Task brief
Output all of the entries exactly as written.

Records provided
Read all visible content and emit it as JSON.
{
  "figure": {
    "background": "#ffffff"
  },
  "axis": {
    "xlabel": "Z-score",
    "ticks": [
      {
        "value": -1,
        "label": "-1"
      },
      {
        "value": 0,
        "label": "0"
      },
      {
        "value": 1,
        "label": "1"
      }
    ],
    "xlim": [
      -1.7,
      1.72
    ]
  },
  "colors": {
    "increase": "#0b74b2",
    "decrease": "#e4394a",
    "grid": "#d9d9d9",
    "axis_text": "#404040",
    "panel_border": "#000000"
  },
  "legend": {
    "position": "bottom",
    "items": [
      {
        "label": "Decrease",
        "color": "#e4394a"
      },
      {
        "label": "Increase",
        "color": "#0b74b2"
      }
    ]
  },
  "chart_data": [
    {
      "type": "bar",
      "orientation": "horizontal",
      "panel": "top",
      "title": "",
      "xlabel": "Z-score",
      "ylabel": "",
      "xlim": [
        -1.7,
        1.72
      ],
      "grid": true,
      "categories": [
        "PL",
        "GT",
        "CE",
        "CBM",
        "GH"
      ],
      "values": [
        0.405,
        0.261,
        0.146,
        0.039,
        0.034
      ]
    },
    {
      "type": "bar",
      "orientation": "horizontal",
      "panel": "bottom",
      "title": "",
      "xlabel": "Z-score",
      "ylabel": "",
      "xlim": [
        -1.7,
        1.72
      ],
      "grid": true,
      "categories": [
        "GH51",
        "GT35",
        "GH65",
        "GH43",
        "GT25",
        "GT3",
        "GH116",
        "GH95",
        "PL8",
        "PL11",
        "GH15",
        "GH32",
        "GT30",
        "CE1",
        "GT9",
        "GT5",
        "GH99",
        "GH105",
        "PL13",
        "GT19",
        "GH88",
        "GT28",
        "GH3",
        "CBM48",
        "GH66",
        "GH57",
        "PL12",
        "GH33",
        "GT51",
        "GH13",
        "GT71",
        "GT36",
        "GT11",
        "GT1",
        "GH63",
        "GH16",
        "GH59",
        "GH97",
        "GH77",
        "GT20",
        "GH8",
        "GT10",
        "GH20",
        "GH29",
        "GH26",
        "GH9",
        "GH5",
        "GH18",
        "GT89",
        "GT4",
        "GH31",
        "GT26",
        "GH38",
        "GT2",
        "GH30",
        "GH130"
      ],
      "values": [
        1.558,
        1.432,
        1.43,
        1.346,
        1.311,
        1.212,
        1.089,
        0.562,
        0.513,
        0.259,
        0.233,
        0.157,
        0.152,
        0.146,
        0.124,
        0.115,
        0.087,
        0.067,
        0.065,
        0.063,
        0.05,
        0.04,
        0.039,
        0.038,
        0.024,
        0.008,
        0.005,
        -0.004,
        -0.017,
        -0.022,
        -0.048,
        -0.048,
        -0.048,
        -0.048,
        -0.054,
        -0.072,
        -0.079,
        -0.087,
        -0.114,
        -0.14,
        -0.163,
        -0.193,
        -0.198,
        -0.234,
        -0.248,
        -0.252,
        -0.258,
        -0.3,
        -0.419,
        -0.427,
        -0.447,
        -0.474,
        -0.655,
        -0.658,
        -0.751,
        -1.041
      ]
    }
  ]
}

Task answer
Read all visible content and emit it as JSON.
{
  "figure": {
    "background": "#ffffff"
  },
  "axis": {
    "xlabel": "Z-score",
    "ticks": [
      {
        "value": -1,
        "label": "-1"
      },
      {
        "value": 0,
        "label": "0"
      },
      {
        "value": 1,
        "label": "1"
      }
    ],
    "xlim": [
      -1.7,
      1.72
    ]
  },
  "colors": {
    "increase": "#0b74b2",
    "decrease": "#e4394a",
    "grid": "#d9d9d9",
    "axis_text": "#404040",
    "panel_border": "#000000"
  },
  "legend": {
    "position": "bottom",
    "items": [
      {
        "label": "Decrease",
        "color": "#e4394a"
      },
      {
        "label": "Increase",
        "color": "#0b74b2"
      }
    ]
  },
  "chart_data": [
    {
      "type": "bar",
      "orientation": "horizontal",
      "panel": "top",
      "title": "",
      "xlabel": "Z-score",
      "ylabel": "",
      "xlim": [
        -1.7,
        1.72
      ],
      "grid": true,
      "categories": [
        "PL",
        "GT",
        "CE",
        "CBM",
        "GH"
      ],
      "values": [
        0.405,
        0.261,
        0.146,
        0.039,
        0.034
      ]
    },
    {
      "type": "bar",
      "orientation": "horizontal",
      "panel": "bottom",
      "title": "",
      "xlabel": "Z-score",
      "ylabel": "",
      "xlim": [
        -1.7,
        1.72
      ],
      "grid": true,
      "categories": [
        "GH51",
        "GT35",
        "GH65",
        "GH43",
        "GT25",
        "GT3",
        "GH116",
        "GH95",
        "PL8",
        "PL11",
        "GH15",
        "GH32",
        "GT30",
        "CE1",
        "GT9",
        "GT5",
        "GH99",
        "GH105",
        "PL13",
        "GT19",
        "GH88",
        "GT28",
        "GH3",
        "CBM48",
        "GH66",
        "GH57",
        "PL12",
        "GH33",
        "GT51",
        "GH13",
        "GT71",
        "GT36",
        "GT11",
        "GT1",
        "GH63",
        "GH16",
        "GH59",
        "GH97",
        "GH77",
        "GT20",
        "GH8",
        "GT10",
        "GH20",
        "GH29",
        "GH26",
        "GH9",
        "GH5",
        "GH18",
        "GT89",
        "GT4",
        "GH31",
        "GT26",
        "GH38",
        "GT2",
        "GH30",
        "GH130"
      ],
      "values": [
        1.558,
        1.432,
        1.43,
        1.346,
        1.311,
        1.212,
        1.089,
        0.562,
        0.513,
        0.259,
        0.233,
        0.157,
        0.152,
        0.146,
        0.124,
        0.115,
        0.087,
        0.067,
        0.065,
        0.063,
        0.05,
        0.04,
        0.039,
        0.038,
        0.024,
        0.008,
        0.005,
        -0.004,
        -0.017,
        -0.022,
        -0.048,
        -0.048,
        -0.048,
        -0.048,
        -0.054,
        -0.072,
        -0.079,
        -0.087,
        -0.114,
        -0.14,
        -0.163,
        -0.193,
        -0.198,
        -0.234,
        -0.248,
        -0.252,
        -0.258,
        -0.3,
        -0.419,
        -0.427,
        -0.447,
        -0.474,
        -0.655,
        -0.658,
        -0.751,
        -1.041
      ]
    }
  ]
}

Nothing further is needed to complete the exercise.